- _Dataset entries_
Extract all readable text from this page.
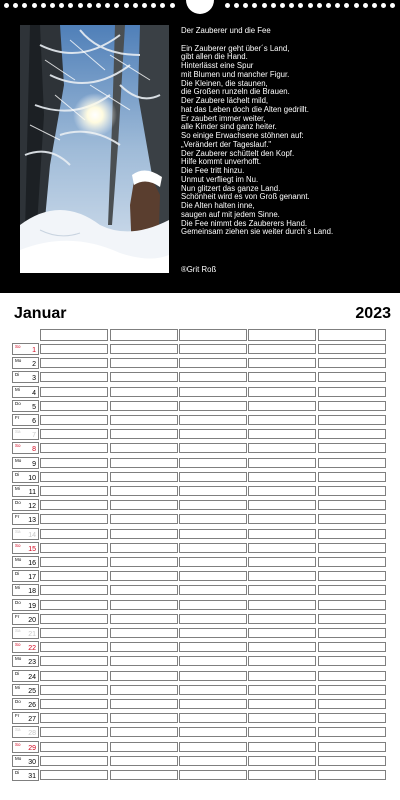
Der Zauberer und die Fee
Ein Zauberer geht über´s Land,
gibt allen die Hand.
Hinterlässt eine Spur
mit Blumen und mancher Figur.
Die Kleinen, die staunen,
die Großen runzeln die Brauen.
Der Zaubere lächelt mild,
hat das Leben doch die Alten gedrillt.
Er zaubert immer weiter,
alle Kinder sind ganz heiter.
So einige Erwachsene stöhnen auf:
„Verändert der Tageslauf."
Der Zauberer schüttelt den Kopf.
Hilfe kommt unverhofft.
Die Fee tritt hinzu.
Unmut verfliegt im Nu.
Nun glitzert das ganze Land.
Schönheit wird es von Groß genannt.
Die Alten halten inne,
saugen auf mit jedem Sinne.
Die Fee nimmt des Zauberers Hand.
Gemeinsam ziehen sie weiter durch´s Land.
®Grit Roß
Januar	2023
So
1
Mo
2
Di
3
Mi
4
Do
5
Fr
6
Sa
7
So
8
Mo
9
Di
10
Mi
11
Do
12
Fr
13
Sa
14
So
15
Mo
16
Di
17
Mi
18
Do
19
Fr
20
Sa
21
So
22
Mo
23
Di
24
Mi
25
Do
26
Fr
27
Sa
28
So
29
Mo
30
Di
31
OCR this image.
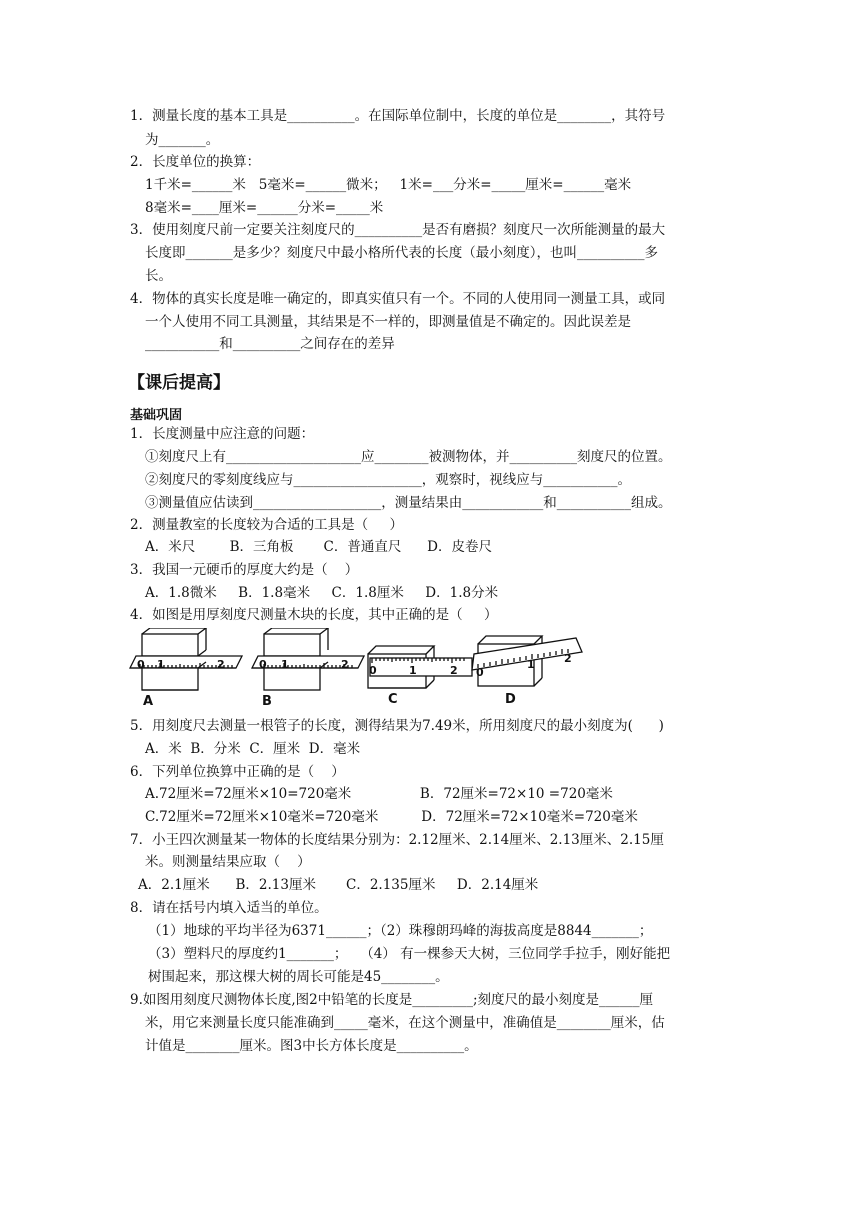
1．测量长度的基本工具是__________。在国际单位制中，长度的单位是________，其符号
为_______。
2．长度单位的换算：
1千米=______米   5毫米=______微米；   1米=___分米=_____厘米=______毫米
8毫米=____厘米=______分米=_____米
3．使用刻度尺前一定要关注刻度尺的__________是否有磨损？刻度尺一次所能测量的最大
长度即_______是多少？刻度尺中最小格所代表的长度（最小刻度），也叫__________多
长。
4．物体的真实长度是唯一确定的，即真实值只有一个。不同的人使用同一测量工具，或同
一个人使用不同工具测量，其结果是不一样的，即测量值是不确定的。因此误差是
___________和__________之间存在的差异
【课后提高】
基础巩固
1．长度测量中应注意的问题：
①刻度尺上有____________________应________被测物体，并__________刻度尺的位置。
②刻度尺的零刻度线应与___________________，观察时，视线应与___________。
③测量值应估读到___________________，测量结果由____________和___________组成。
2．测量教室的长度较为合适的工具是（     ）
A．米尺        B．三角板       C．普通直尺      D．皮卷尺
3．我国一元硬币的厚度大约是（    ）
A．1.8微米     B．1.8毫米     C．1.8厘米     D．1.8分米
4．如图是用厚刻度尺测量木块的长度，其中正确的是（     ）
0 1	2	0 1	2 0	1	2 0
1	2
A	B	C	D
5．用刻度尺去测量一根管子的长度，测得结果为7.49米，所用刻度尺的最小刻度为(      )
A．米  B．分米  C．厘米  D．毫米
6．下列单位换算中正确的是（    ）
A.72厘米=72厘米×10=720毫米                B．72厘米=72×10 =720毫米
C.72厘米=72厘米×10毫米=720毫米          D．72厘米=72×10毫米=720毫米
7．小王四次测量某一物体的长度结果分别为：2.12厘米、2.14厘米、2.13厘米、2.15厘
米。则测量结果应取（    ）
A．2.1厘米      B．2.13厘米       C．2.135厘米     D．2.14厘米
8．请在括号内填入适当的单位。
（1）地球的平均半径为6371______；（2）珠穆朗玛峰的海拔高度是8844_______；
（3）塑料尺的厚度约1_______；   （4） 有一棵参天大树，三位同学手拉手，刚好能把
树围起来，那这棵大树的周长可能是45________。
9.如图用刻度尺测物体长度,图2中铅笔的长度是_________;刻度尺的最小刻度是______厘
米，用它来测量长度只能准确到_____毫米，在这个测量中，准确值是________厘米，估
计值是________厘米。图3中长方体长度是__________。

- _Exercise directions_
Find how many lines of the material carry the string "Alten". Only the number should be in the answer.

- _Answer for this exercise_
2